Reproduce the entries below in full, word for word.

━━━━━━━━━━━━━━━━

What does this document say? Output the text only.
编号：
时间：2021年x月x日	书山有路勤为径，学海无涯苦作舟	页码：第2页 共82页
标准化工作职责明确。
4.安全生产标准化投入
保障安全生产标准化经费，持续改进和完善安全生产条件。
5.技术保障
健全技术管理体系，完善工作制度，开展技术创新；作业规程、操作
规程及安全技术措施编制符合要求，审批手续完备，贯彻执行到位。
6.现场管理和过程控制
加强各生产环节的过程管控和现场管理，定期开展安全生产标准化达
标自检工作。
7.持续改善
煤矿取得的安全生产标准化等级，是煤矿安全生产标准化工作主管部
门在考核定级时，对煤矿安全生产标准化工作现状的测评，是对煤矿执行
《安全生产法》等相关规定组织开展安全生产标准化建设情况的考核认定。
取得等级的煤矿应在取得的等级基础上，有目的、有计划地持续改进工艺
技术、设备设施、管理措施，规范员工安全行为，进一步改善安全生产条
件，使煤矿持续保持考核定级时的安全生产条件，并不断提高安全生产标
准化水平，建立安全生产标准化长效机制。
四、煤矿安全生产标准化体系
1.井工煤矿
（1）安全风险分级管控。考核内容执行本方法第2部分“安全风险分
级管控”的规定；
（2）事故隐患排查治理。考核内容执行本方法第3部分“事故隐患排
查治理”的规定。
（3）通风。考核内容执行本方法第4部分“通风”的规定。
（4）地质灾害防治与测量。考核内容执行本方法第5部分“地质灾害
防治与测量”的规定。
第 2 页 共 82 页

━━━━━━━━━━━━━━━━

Solved exercise
What does this document say? Output the text only.
编号：
时间：2021年x月x日	书山有路勤为径，学海无涯苦作舟	页码：第2页 共82页
标准化工作职责明确。
4.安全生产标准化投入
保障安全生产标准化经费，持续改进和完善安全生产条件。
5.技术保障
健全技术管理体系，完善工作制度，开展技术创新；作业规程、操作
规程及安全技术措施编制符合要求，审批手续完备，贯彻执行到位。
6.现场管理和过程控制
加强各生产环节的过程管控和现场管理，定期开展安全生产标准化达
标自检工作。
7.持续改善
煤矿取得的安全生产标准化等级，是煤矿安全生产标准化工作主管部
门在考核定级时，对煤矿安全生产标准化工作现状的测评，是对煤矿执行
《安全生产法》等相关规定组织开展安全生产标准化建设情况的考核认定。
取得等级的煤矿应在取得的等级基础上，有目的、有计划地持续改进工艺
技术、设备设施、管理措施，规范员工安全行为，进一步改善安全生产条
件，使煤矿持续保持考核定级时的安全生产条件，并不断提高安全生产标
准化水平，建立安全生产标准化长效机制。
四、煤矿安全生产标准化体系
1.井工煤矿
（1）安全风险分级管控。考核内容执行本方法第2部分“安全风险分
级管控”的规定；
（2）事故隐患排查治理。考核内容执行本方法第3部分“事故隐患排
查治理”的规定。
（3）通风。考核内容执行本方法第4部分“通风”的规定。
（4）地质灾害防治与测量。考核内容执行本方法第5部分“地质灾害
防治与测量”的规定。
第 2 页 共 82 页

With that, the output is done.